PROBLEM
Show all lines from the data that include the word "notre".

ITEMS

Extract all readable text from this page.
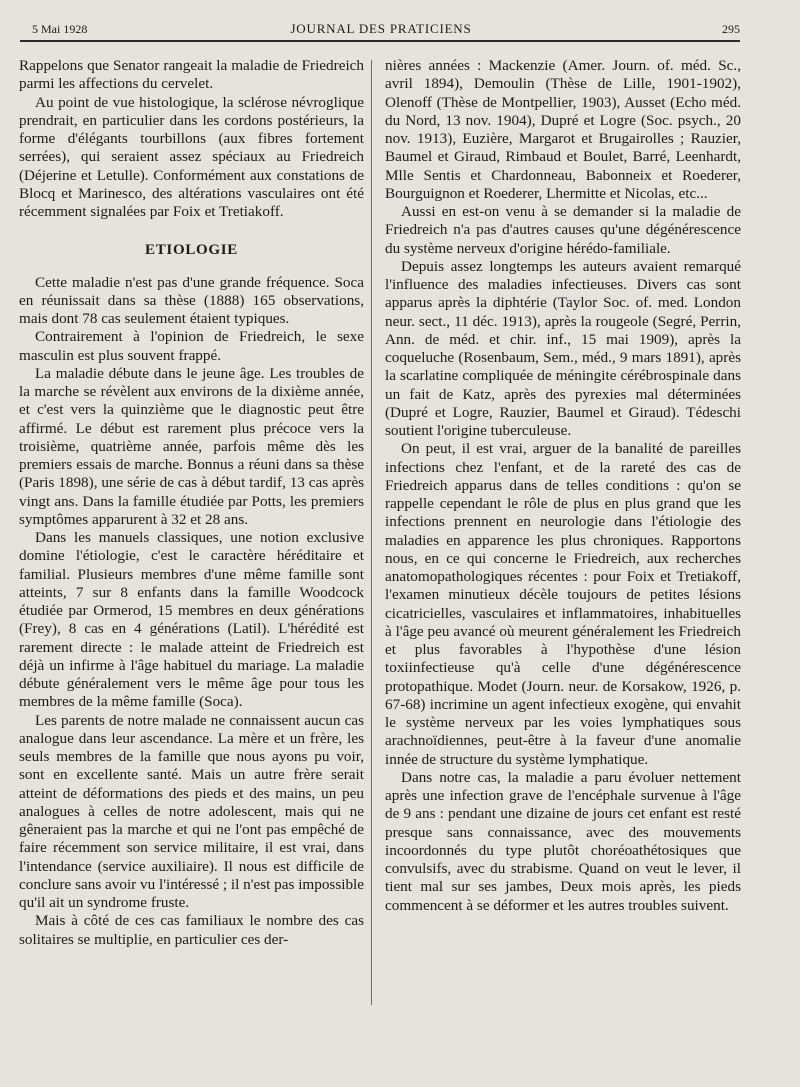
5 Mai 1928	JOURNAL DES PRATICIENS	295

Rappelons que Senator rangeait la maladie de Friedreich parmi les affections du cervelet.

Au point de vue histologique, la sclérose névroglique prendrait, en particulier dans les cordons postérieurs, la forme d'élégants tourbillons (aux fibres fortement serrées), qui seraient assez spéciaux au Friedreich (Déjerine et Letulle). Conformément aux constations de Blocq et Marinesco, des altérations vasculaires ont été récemment signalées par Foix et Tretiakoff.

ETIOLOGIE

Cette maladie n'est pas d'une grande fréquence. Soca en réunissait dans sa thèse (1888) 165 observations, mais dont 78 cas seulement étaient typiques.

Contrairement à l'opinion de Friedreich, le sexe masculin est plus souvent frappé.

La maladie débute dans le jeune âge. Les troubles de la marche se révèlent aux environs de la dixième année, et c'est vers la quinzième que le diagnostic peut être affirmé. Le début est rarement plus précoce vers la troisième, quatrième année, parfois même dès les premiers essais de marche. Bonnus a réuni dans sa thèse (Paris 1898), une série de cas à début tardif, 13 cas après vingt ans. Dans la famille étudiée par Potts, les premiers symptômes apparurent à 32 et 28 ans.

Dans les manuels classiques, une notion exclusive domine l'étiologie, c'est le caractère héréditaire et familial. Plusieurs membres d'une même famille sont atteints, 7 sur 8 enfants dans la famille Woodcock étudiée par Ormerod, 15 membres en deux générations (Frey), 8 cas en 4 générations (Latil). L'hérédité est rarement directe : le malade atteint de Friedreich est déjà un infirme à l'âge habituel du mariage. La maladie débute généralement vers le même âge pour tous les membres de la même famille (Soca).

Les parents de notre malade ne connaissent aucun cas analogue dans leur ascendance. La mère et un frère, les seuls membres de la famille que nous ayons pu voir, sont en excellente santé. Mais un autre frère serait atteint de déformations des pieds et des mains, un peu analogues à celles de notre adolescent, mais qui ne gêneraient pas la marche et qui ne l'ont pas empêché de faire récemment son service militaire, il est vrai, dans l'intendance (service auxiliaire). Il nous est difficile de conclure sans avoir vu l'intéressé ; il n'est pas impossible qu'il ait un syndrome fruste.

Mais à côté de ces cas familiaux le nombre des cas solitaires se multiplie, en particulier ces der-

nières années : Mackenzie (Amer. Journ. of. méd. Sc., avril 1894), Demoulin (Thèse de Lille, 1901-1902), Olenoff (Thèse de Montpellier, 1903), Ausset (Echo méd. du Nord, 13 nov. 1904), Dupré et Logre (Soc. psych., 20 nov. 1913), Euzière, Margarot et Brugairolles ; Rauzier, Baumel et Giraud, Rimbaud et Boulet, Barré, Leenhardt, Mlle Sentis et Chardonneau, Babonneix et Roederer, Bourguignon et Roederer, Lhermitte et Nicolas, etc...

Aussi en est-on venu à se demander si la maladie de Friedreich n'a pas d'autres causes qu'une dégénérescence du système nerveux d'origine hérédo-familiale.

Depuis assez longtemps les auteurs avaient remarqué l'influence des maladies infectieuses. Divers cas sont apparus après la diphtérie (Taylor Soc. of. med. London neur. sect., 11 déc. 1913), après la rougeole (Segré, Perrin, Ann. de méd. et chir. inf., 15 mai 1909), après la coqueluche (Rosenbaum, Sem., méd., 9 mars 1891), après la scarlatine compliquée de méningite cérébrospinale dans un fait de Katz, après des pyrexies mal déterminées (Dupré et Logre, Rauzier, Baumel et Giraud). Tédeschi soutient l'origine tuberculeuse.

On peut, il est vrai, arguer de la banalité de pareilles infections chez l'enfant, et de la rareté des cas de Friedreich apparus dans de telles conditions : qu'on se rappelle cependant le rôle de plus en plus grand que les infections prennent en neurologie dans l'étiologie des maladies en apparence les plus chroniques. Rapportons nous, en ce qui concerne le Friedreich, aux recherches anatomopathologiques récentes : pour Foix et Tretiakoff, l'examen minutieux décèle toujours de petites lésions cicatricielles, vasculaires et inflammatoires, inhabituelles à l'âge peu avancé où meurent généralement les Friedreich et plus favorables à l'hypothèse d'une lésion toxiinfectieuse qu'à celle d'une dégénérescence protopathique. Modet (Journ. neur. de Korsakow, 1926, p. 67-68) incrimine un agent infectieux exogène, qui envahit le système nerveux par les voies lymphatiques sous arachnoïdiennes, peut-être à la faveur d'une anomalie innée de structure du système lymphatique.

Dans notre cas, la maladie a paru évoluer nettement après une infection grave de l'encéphale survenue à l'âge de 9 ans : pendant une dizaine de jours cet enfant est resté presque sans connaissance, avec des mouvements incoordonnés du type plutôt choréoathétosiques que convulsifs, avec du strabisme. Quand on veut le lever, il tient mal sur ses jambes, Deux mois après, les pieds commencent à se déformer et les autres troubles suivent.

EXERCISE SOLUTION
Les parents de notre malade ne connaissent aucun cas analogue dans leur ascendance. La mère et un frère, les seuls membres de la famille que nous ayons pu voir, sont en excellente santé. Mais un autre frère serait atteint de déformations des pieds et des mains, un peu analogues à celles de notre adolescent, mais qui ne gêneraient pas la marche et qui ne l'ont pas empêché de faire récemment son service militaire, il est vrai, dans l'intendance (service auxiliaire). Il nous est difficile de conclure sans avoir vu l'intéressé ; il n'est pas impossible qu'il ait un syndrome fruste.
Dans notre cas, la maladie a paru évoluer nettement après une infection grave de l'encéphale survenue à l'âge de 9 ans : pendant une dizaine de jours cet enfant est resté presque sans connaissance, avec des mouvements incoordonnés du type plutôt choréoathétosiques que convulsifs, avec du strabisme. Quand on veut le lever, il tient mal sur ses jambes, Deux mois après, les pieds commencent à se déformer et les autres troubles suivent.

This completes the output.